A run of records:
▶

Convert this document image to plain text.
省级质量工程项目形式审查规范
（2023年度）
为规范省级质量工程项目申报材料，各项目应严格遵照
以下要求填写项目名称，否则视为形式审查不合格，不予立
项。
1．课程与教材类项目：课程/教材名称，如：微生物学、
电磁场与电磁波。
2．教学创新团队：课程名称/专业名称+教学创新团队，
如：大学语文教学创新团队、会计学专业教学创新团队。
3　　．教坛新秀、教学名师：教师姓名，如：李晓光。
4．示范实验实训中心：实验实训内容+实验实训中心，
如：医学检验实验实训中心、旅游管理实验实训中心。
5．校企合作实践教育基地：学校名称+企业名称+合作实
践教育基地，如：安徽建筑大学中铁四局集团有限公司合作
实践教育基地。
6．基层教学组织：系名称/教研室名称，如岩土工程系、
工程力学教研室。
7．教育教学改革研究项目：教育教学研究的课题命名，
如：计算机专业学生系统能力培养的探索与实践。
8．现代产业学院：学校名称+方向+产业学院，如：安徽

◀
▶

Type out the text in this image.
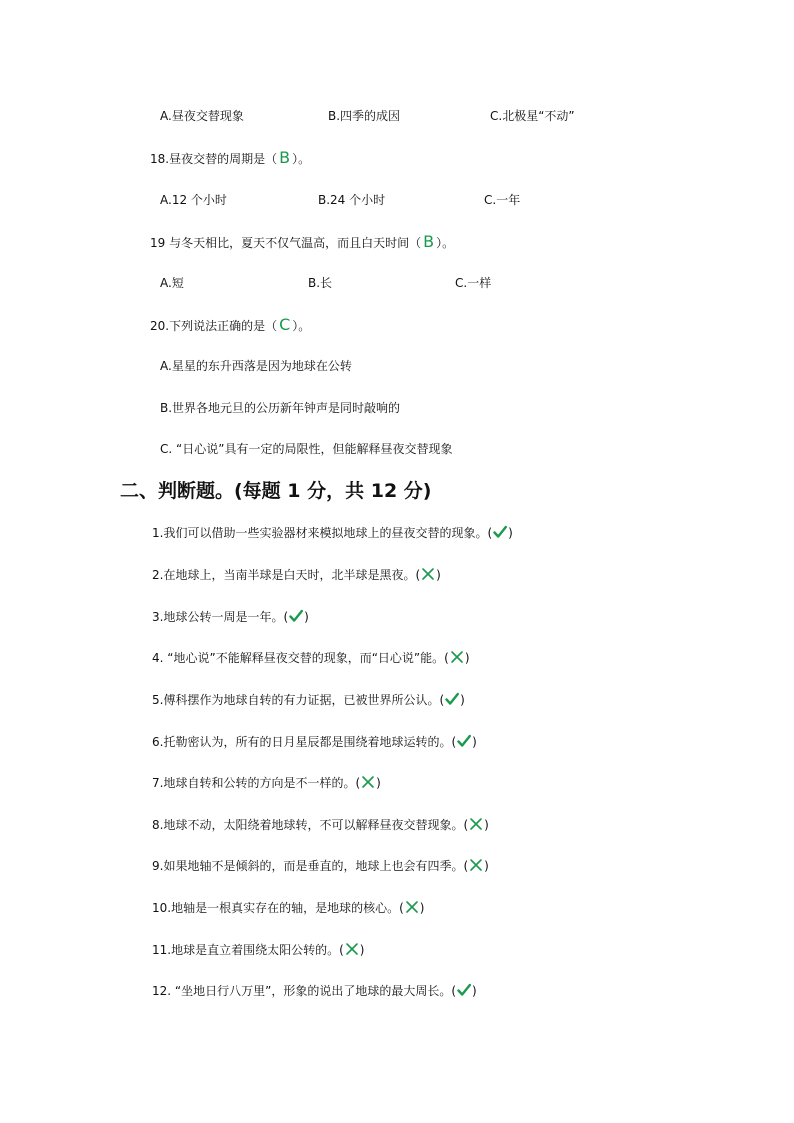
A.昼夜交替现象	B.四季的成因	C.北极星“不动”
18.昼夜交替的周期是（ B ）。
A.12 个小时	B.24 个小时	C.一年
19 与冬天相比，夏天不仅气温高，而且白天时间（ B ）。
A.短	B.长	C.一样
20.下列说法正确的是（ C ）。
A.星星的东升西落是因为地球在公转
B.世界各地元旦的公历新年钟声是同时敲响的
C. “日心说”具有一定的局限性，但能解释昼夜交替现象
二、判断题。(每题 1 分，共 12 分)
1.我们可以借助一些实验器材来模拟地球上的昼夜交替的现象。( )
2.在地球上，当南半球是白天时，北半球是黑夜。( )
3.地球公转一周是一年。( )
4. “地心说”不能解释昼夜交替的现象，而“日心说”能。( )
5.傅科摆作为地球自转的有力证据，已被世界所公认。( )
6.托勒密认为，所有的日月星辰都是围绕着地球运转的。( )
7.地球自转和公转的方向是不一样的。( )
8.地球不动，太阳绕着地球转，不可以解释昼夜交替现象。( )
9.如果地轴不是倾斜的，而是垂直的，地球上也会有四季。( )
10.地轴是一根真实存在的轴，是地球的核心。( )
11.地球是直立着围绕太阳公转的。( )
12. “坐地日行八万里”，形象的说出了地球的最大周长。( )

◀

WRITTEN EXERCISE: Identify each line in the records above that contains the word "学校名称", and copy it out in full.

ANSWER TO THE EXERCISE:
5．校企合作实践教育基地：学校名称+企业名称+合作实
8．现代产业学院：学校名称+方向+产业学院，如：安徽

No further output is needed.